# Start of Record list
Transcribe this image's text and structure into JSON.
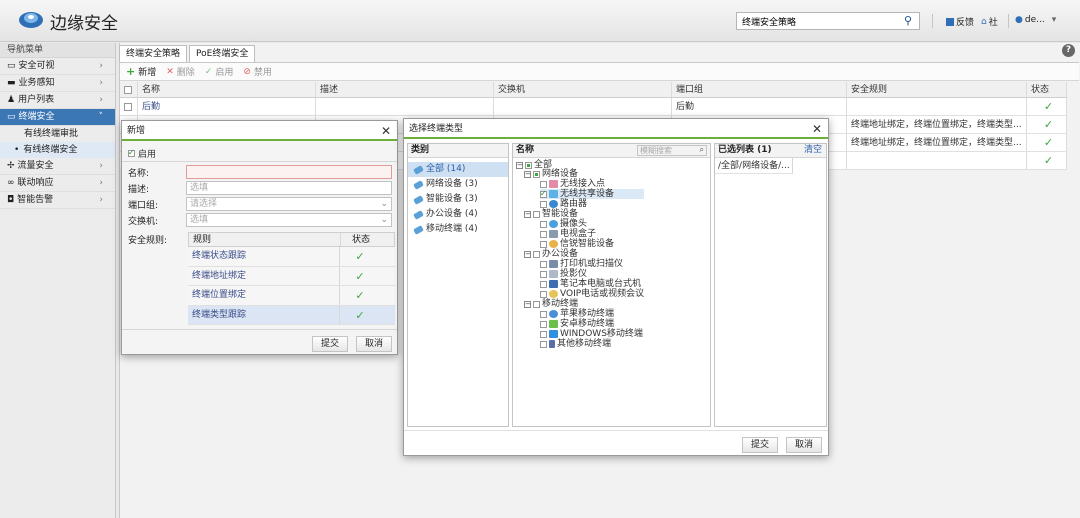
{
  "app": {
    "title": "边缘安全"
  },
  "header": {
    "search_value": "终端安全策略",
    "feedback": "反馈",
    "community": "社",
    "user": "de...",
    "user_caret": "▾"
  },
  "sidebar": {
    "header": "导航菜单",
    "items": [
      {
        "label": "安全可视",
        "arrow": "›"
      },
      {
        "label": "业务感知",
        "arrow": "›"
      },
      {
        "label": "用户列表",
        "arrow": "›"
      },
      {
        "label": "终端安全",
        "arrow": "˅"
      },
      {
        "label": "流量安全",
        "arrow": "›"
      },
      {
        "label": "联动响应",
        "arrow": "›"
      },
      {
        "label": "智能告警",
        "arrow": "›"
      }
    ],
    "subitems": [
      {
        "label": "有线终端审批"
      },
      {
        "label": "有线终端安全",
        "bullet": "•"
      }
    ]
  },
  "tabs": [
    {
      "label": "终端安全策略"
    },
    {
      "label": "PoE终端安全"
    }
  ],
  "toolbar": {
    "add": "新增",
    "delete": "删除",
    "enable": "启用",
    "disable": "禁用"
  },
  "grid": {
    "columns": [
      "名称",
      "描述",
      "交换机",
      "端口组",
      "安全规则",
      "状态"
    ],
    "rows": [
      {
        "name": "后勤",
        "desc": "",
        "switch": "",
        "port": "后勤",
        "rules": "",
        "status": "✓"
      },
      {
        "name": "",
        "desc": "",
        "switch": "",
        "port": "",
        "rules": "终端地址绑定，终端位置绑定，终端类型...",
        "status": "✓"
      },
      {
        "name": "",
        "desc": "",
        "switch": "",
        "port": "",
        "rules": "终端地址绑定，终端位置绑定，终端类型...",
        "status": "✓"
      },
      {
        "name": "",
        "desc": "",
        "switch": "...",
        "port": "",
        "rules": "",
        "status": "✓"
      }
    ]
  },
  "dialog_new": {
    "title": "新增",
    "enable_label": "启用",
    "name_label": "名称:",
    "desc_label": "描述:",
    "desc_placeholder": "选填",
    "port_label": "端口组:",
    "port_placeholder": "请选择",
    "switch_label": "交换机:",
    "switch_placeholder": "选填",
    "rules_label": "安全规则:",
    "rules_header": {
      "rule": "规则",
      "status": "状态"
    },
    "rules": [
      {
        "name": "终端状态跟踪",
        "status": "✓"
      },
      {
        "name": "终端地址绑定",
        "status": "✓"
      },
      {
        "name": "终端位置绑定",
        "status": "✓"
      },
      {
        "name": "终端类型跟踪",
        "status": "✓"
      }
    ],
    "submit": "提交",
    "cancel": "取消"
  },
  "dialog_type": {
    "title": "选择终端类型",
    "category_header": "类别",
    "name_header": "名称",
    "search_placeholder": "模糊搜索",
    "selected_header": "已选列表 (1)",
    "clear": "清空",
    "categories": [
      {
        "label": "全部 (14)"
      },
      {
        "label": "网络设备 (3)"
      },
      {
        "label": "智能设备 (3)"
      },
      {
        "label": "办公设备 (4)"
      },
      {
        "label": "移动终端 (4)"
      }
    ],
    "tree": {
      "all": "全部",
      "net": "网络设备",
      "net_items": [
        "无线接入点",
        "无线共享设备",
        "路由器"
      ],
      "smart": "智能设备",
      "smart_items": [
        "摄像头",
        "电视盒子",
        "信锐智能设备"
      ],
      "office": "办公设备",
      "office_items": [
        "打印机或扫描仪",
        "投影仪",
        "笔记本电脑或台式机",
        "VOIP电话或视频会议"
      ],
      "mobile": "移动终端",
      "mobile_items": [
        "苹果移动终端",
        "安卓移动终端",
        "WINDOWS移动终端",
        "其他移动终端"
      ]
    },
    "selected": [
      "/全部/网络设备/..."
    ],
    "submit": "提交",
    "cancel": "取消"
  },
  "colors": {
    "accent_blue": "#3b77b5",
    "green": "#3aa83a",
    "brand_blue": "#2f6fb6"
  }
}
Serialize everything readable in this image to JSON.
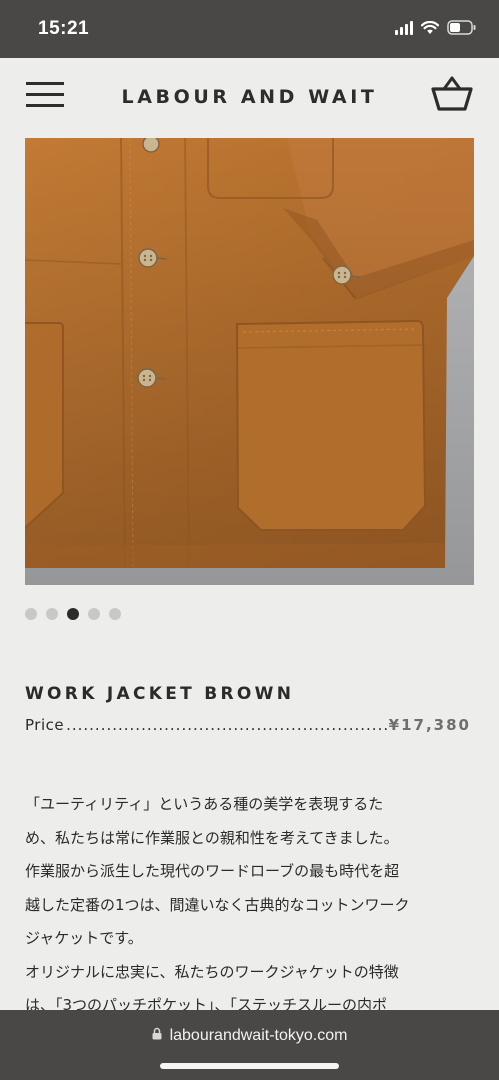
{
  "status_bar": {
    "time": "15:21",
    "icons": [
      "cellular-signal-icon",
      "wifi-icon",
      "battery-icon"
    ]
  },
  "header": {
    "brand": "LABOUR AND WAIT",
    "menu_icon": "hamburger-menu-icon",
    "cart_icon": "basket-icon"
  },
  "product": {
    "image_alt": "brown cotton work jacket close-up with buttons and patch pocket",
    "gallery": {
      "total": 5,
      "active_index": 2
    },
    "title": "WORK JACKET BROWN",
    "price_label": "Price",
    "price_leader": "..................................................................................",
    "price": "¥17,380",
    "description_lines": [
      "「ユーティリティ」というある種の美学を表現するた",
      "め、私たちは常に作業服との親和性を考えてきました。",
      "作業服から派生した現代のワードローブの最も時代を超",
      "越した定番の1つは、間違いなく古典的なコットンワーク",
      "ジャケットです。",
      "オリジナルに忠実に、私たちのワークジャケットの特徴",
      "は、「3つのパッチポケット」、「ステッチスルーの内ポ"
    ]
  },
  "browser": {
    "url": "labourandwait-tokyo.com",
    "lock_icon": "lock-icon"
  },
  "colors": {
    "background": "#ededeb",
    "system_bar": "#4a4846",
    "jacket": "#b8722f",
    "text": "#2b2b2b",
    "price": "#6f6f6d"
  }
}
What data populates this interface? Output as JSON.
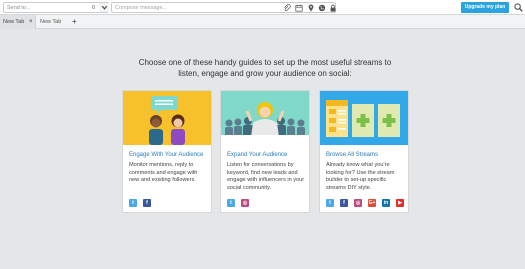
{
  "topbar": {
    "send_to_placeholder": "Send to...",
    "send_to_count": "0",
    "compose_placeholder": "Compose message...",
    "upgrade_label": "Upgrade my plan"
  },
  "tabs": {
    "items": [
      {
        "label": "New Tab",
        "close": "×"
      },
      {
        "label": "New Tab"
      }
    ],
    "add_label": "+"
  },
  "main": {
    "heading_line1": "Choose one of these handy guides to set up the most useful streams to",
    "heading_line2": "listen, engage and grow your audience on social:"
  },
  "cards": [
    {
      "title": "Engage With Your Audience",
      "description": "Monitor mentions, reply to comments and engage with new and existing followers.",
      "art_color": "#f7c12c",
      "socials": [
        {
          "icon": "twitter-icon",
          "glyph": "t",
          "color": "#4aa9e6"
        },
        {
          "icon": "facebook-icon",
          "glyph": "f",
          "color": "#3b5998"
        }
      ]
    },
    {
      "title": "Expand Your Audience",
      "description": "Listen for conversations by keyword, find new leads and engage with influencers in your social community.",
      "art_color": "#7fd8c8",
      "socials": [
        {
          "icon": "twitter-icon",
          "glyph": "t",
          "color": "#4aa9e6"
        },
        {
          "icon": "instagram-icon",
          "glyph": "◎",
          "color": "#c04b7e"
        }
      ]
    },
    {
      "title": "Browse All Streams",
      "description": "Already know what you're looking for? Use the stream builder to set-up specific streams DIY style.",
      "art_color": "#33a8e8",
      "socials": [
        {
          "icon": "twitter-icon",
          "glyph": "t",
          "color": "#4aa9e6"
        },
        {
          "icon": "facebook-icon",
          "glyph": "f",
          "color": "#3b5998"
        },
        {
          "icon": "instagram-icon",
          "glyph": "◎",
          "color": "#c04b7e"
        },
        {
          "icon": "google-plus-icon",
          "glyph": "G+",
          "color": "#dd4b39"
        },
        {
          "icon": "linkedin-icon",
          "glyph": "in",
          "color": "#0e76a8"
        },
        {
          "icon": "youtube-icon",
          "glyph": "▶",
          "color": "#e52d27"
        }
      ]
    }
  ]
}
# End of Record list
→ Work to do
Find how many lines of the entries contain "title". Respond with the number only.

→ Answer for this exercise
7